Excerpted passage -
------------------------------------------------

A week after 305 worshippers were killed while attending Friday prayers at a mosque in North Sinai and the repercussions of the attack are slowly becoming clearer, writes Ahmed Eleiba


Al-Rawda Mosque
Al-Rawda Mosque

Egyptians should be celebrating the birth of Prophet Mohamed today but instead the nation is in mourning after 500 worshippers attending Friday prayers at Al-Rawda Mosque, located in the village of the same name in Northern Sinai, were targeted by 30 gunmen. The attack left 305 dead, 27 of them children, and 128 injured, the highest number of casualties from a single terrorist attack in Egypt.

While military and police personnel, often stationed at check points, were the targets of previous terrorist attacks in Sinai this time round the victims were unarmed civilians.

“We are still in shock following Friday’s terrorist attack on Al-Rawda village mosque,” Mohamed Salmi, a resident of Arish, told Al-Ahram Weekly. “It was Friday prayer and the Al-Rawda Mosque is on the Arish-Qantara Road. Not only locals were praying but travellers and passers-by.”

While some commentators have argued the 24 November attack specifically targeted Sufis — many villagers of Al-Rawda are known to follow Sufi rites — other analysts argue the bloodiest terrorist attack in Egypt’s modern history is about far more than Salafi antagonism towards Sufism.

“No one could have predicted such a massacre though the terrorists had threatened the locals of Al-Rawda days before the attack and ordered them to stop performing Sufi rituals,” says Salmi. Earlier in the week worshippers were kidnapped from a nearby mosque, also known as a centre of Sufism, only to be released on the same day after being warned to stop practising their rituals.

The recent attack may have targeted Sufis — the followers of Islam’s mystic strain are considered apostates by hard-line Salafis — but the operation was really an attempt to break Egypt and its people, says Khaled Okasha, a member of the National Council for Combating Terrorism.

The military launched several raids in pursuit of terrorists in retaliation. The army spokesman has kept the public posted on the confrontations in a series of statements. The vehicles that took part in Friday’s attack have been destroyed and terrorist bases in the area bombed. On Monday it was reported that security forces had foiled two attacks against police facilities in the villages of Atef Al-Sadat and Gisr Al-Wadi.

------------------------------------------------

Rows from a layout dataset:
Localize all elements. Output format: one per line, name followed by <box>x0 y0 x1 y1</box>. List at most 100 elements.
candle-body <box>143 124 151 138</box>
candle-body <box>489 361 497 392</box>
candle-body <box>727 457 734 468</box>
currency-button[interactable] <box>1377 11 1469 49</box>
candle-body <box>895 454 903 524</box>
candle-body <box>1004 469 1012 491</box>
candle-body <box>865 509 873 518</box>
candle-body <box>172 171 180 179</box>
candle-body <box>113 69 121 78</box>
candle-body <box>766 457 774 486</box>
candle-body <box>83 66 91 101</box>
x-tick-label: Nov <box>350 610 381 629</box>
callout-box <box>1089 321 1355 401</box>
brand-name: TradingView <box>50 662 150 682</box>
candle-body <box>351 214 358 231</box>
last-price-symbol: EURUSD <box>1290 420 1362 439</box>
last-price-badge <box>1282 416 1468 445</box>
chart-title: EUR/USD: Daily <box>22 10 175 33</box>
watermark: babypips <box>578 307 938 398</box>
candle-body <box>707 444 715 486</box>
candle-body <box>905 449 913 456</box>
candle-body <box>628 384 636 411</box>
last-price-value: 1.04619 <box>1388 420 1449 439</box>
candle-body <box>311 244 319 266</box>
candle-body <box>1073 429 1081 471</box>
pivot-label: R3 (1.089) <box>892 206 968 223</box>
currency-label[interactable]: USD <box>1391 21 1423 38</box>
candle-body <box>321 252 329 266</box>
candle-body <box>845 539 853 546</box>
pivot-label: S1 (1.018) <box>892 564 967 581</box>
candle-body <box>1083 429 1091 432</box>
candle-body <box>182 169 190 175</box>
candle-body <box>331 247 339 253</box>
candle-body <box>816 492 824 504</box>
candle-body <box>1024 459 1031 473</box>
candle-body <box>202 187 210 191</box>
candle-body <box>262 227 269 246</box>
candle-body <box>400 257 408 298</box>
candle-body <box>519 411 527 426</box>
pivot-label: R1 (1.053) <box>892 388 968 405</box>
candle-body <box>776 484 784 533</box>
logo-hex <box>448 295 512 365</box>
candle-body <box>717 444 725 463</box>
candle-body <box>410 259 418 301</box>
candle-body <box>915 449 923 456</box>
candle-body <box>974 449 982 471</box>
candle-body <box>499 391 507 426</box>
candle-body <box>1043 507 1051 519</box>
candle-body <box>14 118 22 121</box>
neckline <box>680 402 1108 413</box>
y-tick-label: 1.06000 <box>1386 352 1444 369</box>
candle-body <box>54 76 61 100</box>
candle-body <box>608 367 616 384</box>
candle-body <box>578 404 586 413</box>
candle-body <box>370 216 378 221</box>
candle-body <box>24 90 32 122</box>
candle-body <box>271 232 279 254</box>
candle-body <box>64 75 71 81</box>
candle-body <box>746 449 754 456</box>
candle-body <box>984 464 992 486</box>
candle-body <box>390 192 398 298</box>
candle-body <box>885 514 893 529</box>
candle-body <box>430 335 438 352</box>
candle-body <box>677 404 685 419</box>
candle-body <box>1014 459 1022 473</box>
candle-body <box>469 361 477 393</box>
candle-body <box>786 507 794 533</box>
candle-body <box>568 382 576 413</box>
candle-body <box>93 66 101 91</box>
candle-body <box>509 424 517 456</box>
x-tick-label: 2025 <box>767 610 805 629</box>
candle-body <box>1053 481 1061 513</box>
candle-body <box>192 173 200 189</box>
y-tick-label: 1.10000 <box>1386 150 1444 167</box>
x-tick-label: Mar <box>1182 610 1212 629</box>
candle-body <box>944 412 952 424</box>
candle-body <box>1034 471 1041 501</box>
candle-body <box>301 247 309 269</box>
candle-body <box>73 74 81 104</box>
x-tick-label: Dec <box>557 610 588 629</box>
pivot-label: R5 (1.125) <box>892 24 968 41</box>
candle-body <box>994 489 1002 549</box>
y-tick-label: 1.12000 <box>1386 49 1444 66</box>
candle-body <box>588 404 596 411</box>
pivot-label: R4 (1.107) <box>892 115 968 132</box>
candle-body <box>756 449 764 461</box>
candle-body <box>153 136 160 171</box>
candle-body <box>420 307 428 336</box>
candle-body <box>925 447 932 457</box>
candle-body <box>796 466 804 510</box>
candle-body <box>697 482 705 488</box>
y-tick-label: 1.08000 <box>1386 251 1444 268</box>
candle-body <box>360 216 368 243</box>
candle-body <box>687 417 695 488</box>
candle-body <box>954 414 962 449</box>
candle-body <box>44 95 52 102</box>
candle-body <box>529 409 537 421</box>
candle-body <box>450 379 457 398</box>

------------------------------------------------

Tasks to carry out -
**a)** According to the article on the Al-Rawda Mosque attack, which road is the mosque located on?
**b)** Translate this sentence from the article on the Al-Rawda Mosque attack into Spanish: "The military launched several raids in pursuit of terrorists in retaliation."
**c)** Carry on the article on the Al-Rawda Mosque attack from the point where it ends.

Answers to the problems -
**a)** The Arish-Qantara Road.

**b)** El ejército lanzó varias incursiones en persecución de terroristas como represalia.

**c)**
The military spokesman has stressed that cooperation between the Armed Forces and local residents in Sinai is ongoing, particularly in the hotspots of Al-Hasana in central Sinai and in Sheikh Zuweid.

Elders of two Sinai tribes have issued official statements saying new initiatives against terrorist organisations in Sinai are being planned. In the aftermath of last week’s attack Sinai tribe spokesman Sheikh Abdel-Moneim Al-Refaai told the press: “Communications between the tribes and security agencies are in progress to reach a common vision over the role [the tribes] will play in the war against terrorism.”

Following the attack President Abdel-Fattah Al-Sisi vowed to use “brute force” in the war against terror. Analysts say the promise, issued following a meeting between the president and senior security officials, suggests military tactics in Sinai will be overhauled.

During preliminary investigations into the incident eyewitnesses told prosecution officials that men dressed in military uniforms, stationed at the windows and door of the mosque, began firing at worshippers just as the imam was about to ascend the pulpit to deliver the Friday sermon. The attackers were backed up by five off-road vehicles outside the mosque.

Mohamed Ibrahim, a resident of Bir Al-Abd, told the Weekly that ambulances which rushed to the scene were also targeted by the gunmen. A source in the emergency services in Sinai confirmed two rescue workers were killed and two injured in the attack.

Though no group had claimed responsibility by the time the Weekly went to press, Islamic State affiliate known as Sinai Province was initially thought to be the most likely perpetrator. The group did, however, claim responsibility for a separate terrorist attack on Monday leading some analysts to speculate that a new terrorist group has emerged.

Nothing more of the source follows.